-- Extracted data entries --

▬▬▬

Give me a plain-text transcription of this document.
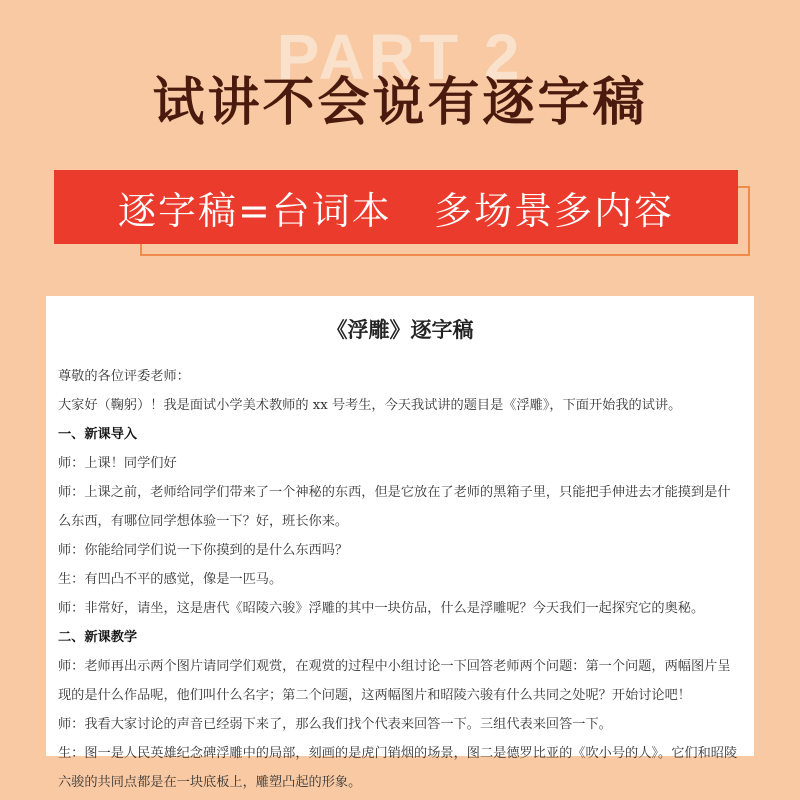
PART 2
试讲不会说有逐字稿
逐字稿=台词本   多场景多内容
《浮雕》逐字稿
尊敬的各位评委老师：
大家好（鞠躬）！我是面试小学美术教师的 xx 号考生，今天我试讲的题目是《浮雕》，下面开始我的试讲。
一、新课导入
师：上课！同学们好
师：上课之前，老师给同学们带来了一个神秘的东西，但是它放在了老师的黑箱子里，只能把手伸进去才能摸到是什么东西，有哪位同学想体验一下？好，班长你来。
师：你能给同学们说一下你摸到的是什么东西吗？
生：有凹凸不平的感觉，像是一匹马。
师：非常好，请坐，这是唐代《昭陵六骏》浮雕的其中一块仿品，什么是浮雕呢？今天我们一起探究它的奥秘。
二、新课教学
师：老师再出示两个图片请同学们观赏，在观赏的过程中小组讨论一下回答老师两个问题：第一个问题，两幅图片呈现的是什么作品呢，他们叫什么名字；第二个问题，这两幅图片和昭陵六骏有什么共同之处呢？开始讨论吧！
师：我看大家讨论的声音已经弱下来了，那么我们找个代表来回答一下。三组代表来回答一下。
生：图一是人民英雄纪念碑浮雕中的局部，刻画的是虎门销烟的场景，图二是德罗比亚的《吹小号的人》。它们和昭陵六骏的共同点都是在一块底板上，雕塑凸起的形象。
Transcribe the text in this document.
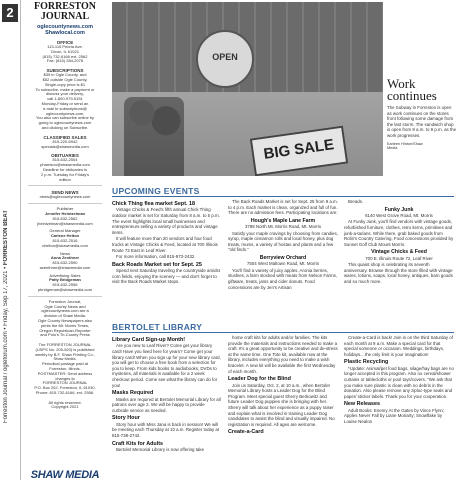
2
Forreston Journal / ogleforum.com • Friday, Sep 17, 2021 • FORRESTON BEAT
FORRESTON
JOURNAL
oglecountynews.com
Shawlocal.com
OFFICE
113-115 Peoria Ave.
Dixon, IL 61021
(815) 732-6166 ext. 2562
Fax: (815) 284-2078
SUBSCRIPTIONS
$39 in Ogle County, and
$52 outside Ogle County.
Single-copy price is $1
To subscribe, make a payment or
discuss your delivery,
call 1-800-979-5151
Monday-Friday or send an
e-mail to subscriptions@
oglecountynews.com.
You also can subscribe online by
going to oglecountynews.com
and clicking on Subscribe.
CLASSIFIED SALES
815-220-6942
specials@shawmedia.com
OBITUARIES
815-632-2504
pharrison@shawmedia.com
Deadline for obituaries is
2 p.m. Tuesday for Friday's
edition
SEND NEWS
news@oglecountynews.com
Publisher
Jennifer Heintzelman
815-632-2562
jheintzelman@shawmedia.com
General Manager
Carlene Helton
815-632-2516
chelton@shawmedia.com
News
Anna Zenthner
815-632-2590
azenthner@shawmedia.com
Advertising Sales
Patty Bridgeman
815-632-2556
pbridgeman@shawmedia.com
Forreston Journal,
Ogle County News and
oglecountynews.com are a
division of Shaw Media.
Ogle County Newspapers also
prints the Mt. Morris Times,
Oregon Republican-Reporter
and Polo's Tri-County Press

The FORRESTON JOURNAL
(USPS No. 205-520) is published
weekly by B.F. Shaw Printing Co.,
Shaw Media.
Periodical postage paid at
Forreston, Illinois.
POSTMASTER: Send address
changes to
FORRESTON JOURNAL
P.O. Box 202, Forreston, IL 61030.
Phone: 815-732-6166, ext. 2556.

All rights reserved.
Copyright 2021
SHAW MEDIA
OPEN
BIG SALE
Work
continues
The Subway in Forreston is open as work continues on the stores front following some damage from the last storm. The sandwich shop is open from 9 a.m. to 9 p.m. as the work progresses.
Earleen Hinton/Shaw
Media
UPCOMING EVENTS
Chick Thing flea market Sept. 18

Vintage Chicks & Feed's fifth annual Chick Thing outdoor market is set for Saturday from 8 a.m. to 5 p.m. The event highlights local small businesses and entrepreneurs selling a variety of products and vintage items.

It will feature more than 20 vendors and four food trucks at Vintage Chicks & Feed, located at 700 Illinois Route 72 East in Leaf River.

For more information, call 815-973-2432.

Back Roads Market set for Sept. 25

Spend next Saturday traveling the countryside amidst corn fields, enjoying the scenery — and don't forget to visit the Back Roads Market stops.

The Back Roads Market is set for Sept. 25 from 9 a.m. to 4 p.m. Each market is clean, organized and full of fun. There are no admission fees. Participating locations are:

Hough's Maple Lane Farm

3788 North Mt. Morris Road, Mt. Morris

Satisfy your maple cravings by choosing from candies, syrup, maple cinnamon rolls and local honey, plus dog treats, mums, a variety of hostas and plants and a few "old finds."

Berryview Orchard

7504 West Maltown Road, Mt. Morris

You'll find a variety of juicy apples, Aronia berries, slushies, a farm stocked with meats from Nelson Farms, giftware, treats, jams and cider donuts. Food concessions are by Jen's Artisan

Breads.

Funky Junk

6140 West Grove Road, Mt. Morris

At Funky Junk, you'll find vendors with vintage goods, refurbished furniture, clothes, retro items, primitives and junk-a-tarians. While there, grab baked goods from Rolin's Country Catering. Food concessions provided by Sunset Golf Club Mount Morris.

Vintage Chicks & Feed

700 E. Illinois Route 72, Leaf River

This quaint shop is celebrating its seventh anniversary. Browse through the store filled with vintage wares, lotions, soaps, local honey, antiques, barn goods and so much more.

BERTOLET LIBRARY
Library Card Sign-up Month!

Are you new to Leaf River? Come get your library card! Have you lived here for years? Come get your library card! When you sign up for your new library card, you will get to choose a free book from a selection for you to keep. From kids books to audiobooks, DVDs to mysteries, all materials is available for a 2 week checkout period. Come see what the library can do for you!

Masks Required

Masks are required at Bertolet Memorial Library for all patrons over age 2. We will be happy to provide curbside service as needed.

Story Hour

Story hour with Miss Jana is back in session! We will be meeting each Thursday at 10 a.m. Register today at 815-738-2742.

Craft Kits for Adults

Bertolet Memorial Library is now offering take

home craft kits for adults and/or families. The kits provide the materials and instructions needed to make a craft. It's a great opportunity to be creative and de-stress at the same time. One Tote kit, available now at the library, includes everything you need to make a wish bracelet. A new kit will be available the first Wednesday of each month.

Leader Dog for the Blind

Join us Saturday, Oct. 2, at 10 a.m., when Bertolet Memorial Library hosts a Leader Dog for the Blind Program. Meet special guest Sherry Berkowitz and future Leader Dog puppies she is bringing with her. Sherry will talk about her experience as a puppy raiser and explain what is involved in training Leader Dog candidates to assist the blind and visually impaired. No registration is required. All ages are welcome.

Create-a-Card

Create-a-Card is back! Join in on the third Saturday of each month at 9 a.m. Make a special card for that special someone or occasion. Weddings, birthdays, holidays... the only limit is your imagination!

Plastic Recycling

*Update: Animal/pet food bags, silage/hay bags are no longer accepted in this program. Also no cereal/shower curtains or tablecloths or pool toys/covers. "We ask that you make sure plastic is clean with no debris in the donation. Also please remove any ziploc-type seals and paper/ sticker labels. Thank you for your cooperation.

New Releases

Adult Books: Enemy At the Gates by Vince Flynn; Apples Never Fall by Liane Moriarty; Snowflake by Louise Nealon
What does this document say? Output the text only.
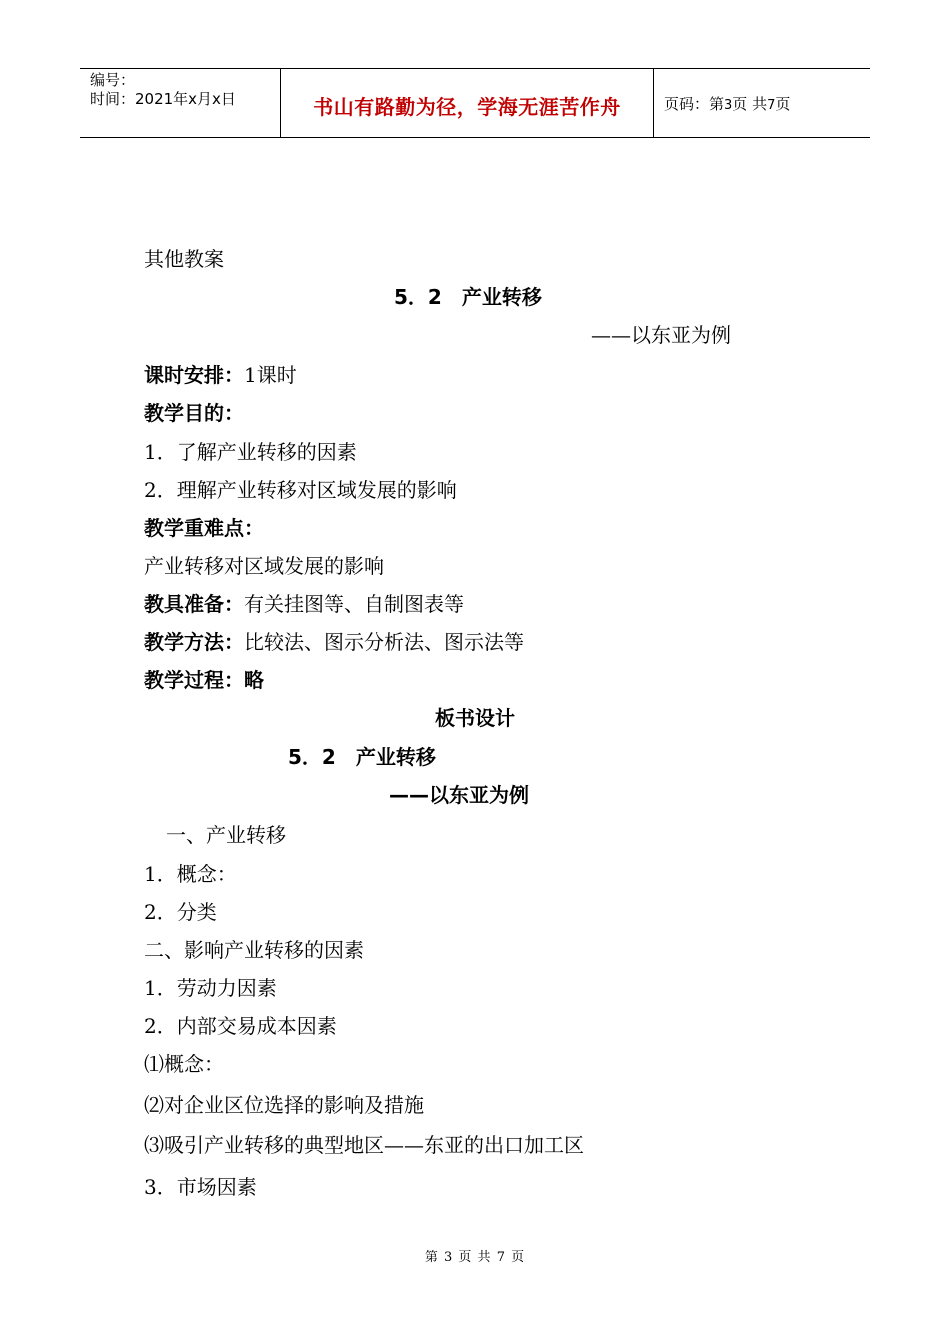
编号：
时间：2021年x月x日	书山有路勤为径，学海无涯苦作舟	页码：第3页 共7页
其他教案
5．2　产业转移
——以东亚为例
课时安排：1课时
教学目的：
1．了解产业转移的因素
2．理解产业转移对区域发展的影响
教学重难点：
产业转移对区域发展的影响
教具准备：有关挂图等、自制图表等
教学方法：比较法、图示分析法、图示法等
教学过程：略
板书设计
5．2　产业转移
——以东亚为例
一、产业转移
1．概念：
2．分类
二、影响产业转移的因素
1．劳动力因素
2．内部交易成本因素
⑴概念：
⑵对企业区位选择的影响及措施
⑶吸引产业转移的典型地区——东亚的出口加工区
3．市场因素
第 3 页 共 7 页
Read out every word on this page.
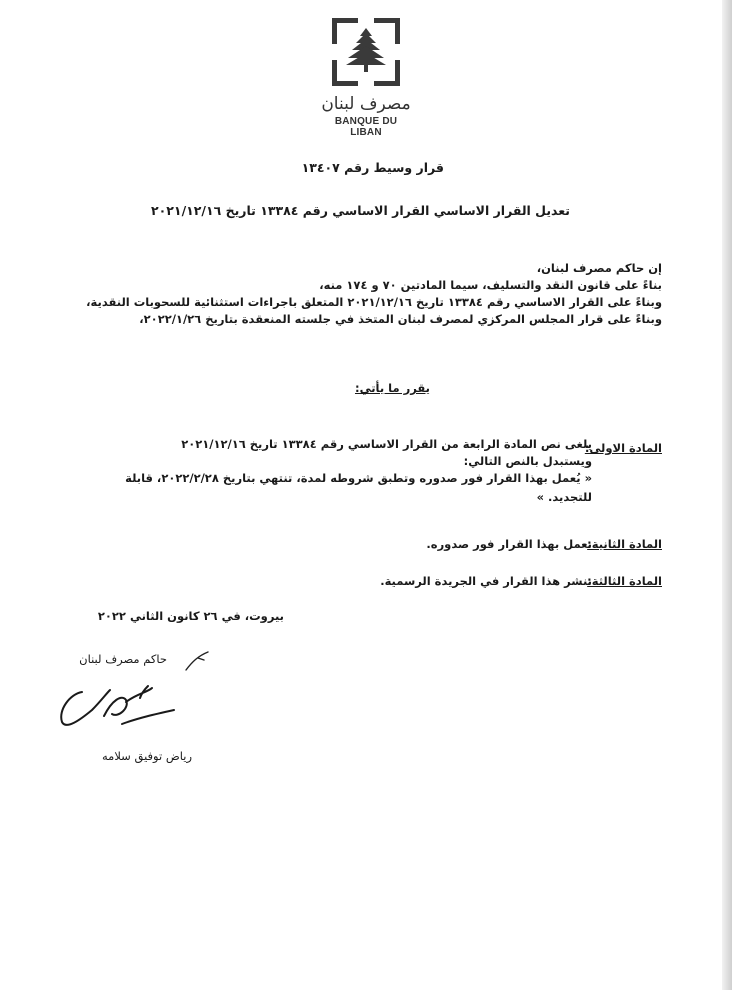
مصرف لبنان
BANQUE DU LIBAN
قرار وسيط رقم ١٣٤٠٧
تعديل القرار الاساسي القرار الاساسي رقم ١٣٣٨٤ تاريخ ٢٠٢١/١٢/١٦
إن حاكم مصرف لبنان،
بناءً على قانون النقد والتسليف، سيما المادتين ٧٠ و ١٧٤ منه،
وبناءً على القرار الاساسي رقم ١٣٣٨٤ تاريخ ٢٠٢١/١٢/١٦ المتعلق باجراءات استثنائية للسحوبات النقدية،
وبناءً على قرار المجلس المركزي لمصرف لبنان المتخذ في جلسته المنعقدة بتاريخ ٢٠٢٢/١/٢٦،
يقرر ما يأتي:
المادة الاولى:
يلغى نص المادة الرابعة من القرار الاساسي رقم ١٣٣٨٤ تاريخ ٢٠٢١/١٢/١٦
ويستبدل بالنص التالي:
« يُعمل بهذا القرار فور صدوره وتطبق شروطه لمدة، تنتهي بتاريخ ٢٠٢٢/٢/٢٨، قابلة
للتجديد. »
المادة الثانية:
يعمل بهذا القرار فور صدوره.
المادة الثالثة:
ينشر هذا القرار في الجريدة الرسمية.
بيروت، في ٢٦ كانون الثاني ٢٠٢٢
حاكم مصرف لبنان
رياض توفيق سلامه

▬▬▬

-- Task goal --
Take every line from the records above that has the word "materials" and copy it.

-- Answer to the problem --
Are you new to Leaf River? Come get your library card! Have you lived here for years? Come get your library card! When you sign up for your new library card, you will get to choose a free book from a selection for you to keep. From kids books to audiobooks, DVDs to mysteries, all materials is available for a 2 week checkout period. Come see what the library can do for you!
home craft kits for adults and/or families. The kits provide the materials and instructions needed to make a craft. It's a great opportunity to be creative and de-stress at the same time. One Tote kit, available now at the library, includes everything you need to make a wish bracelet. A new kit will be available the first Wednesday of each month.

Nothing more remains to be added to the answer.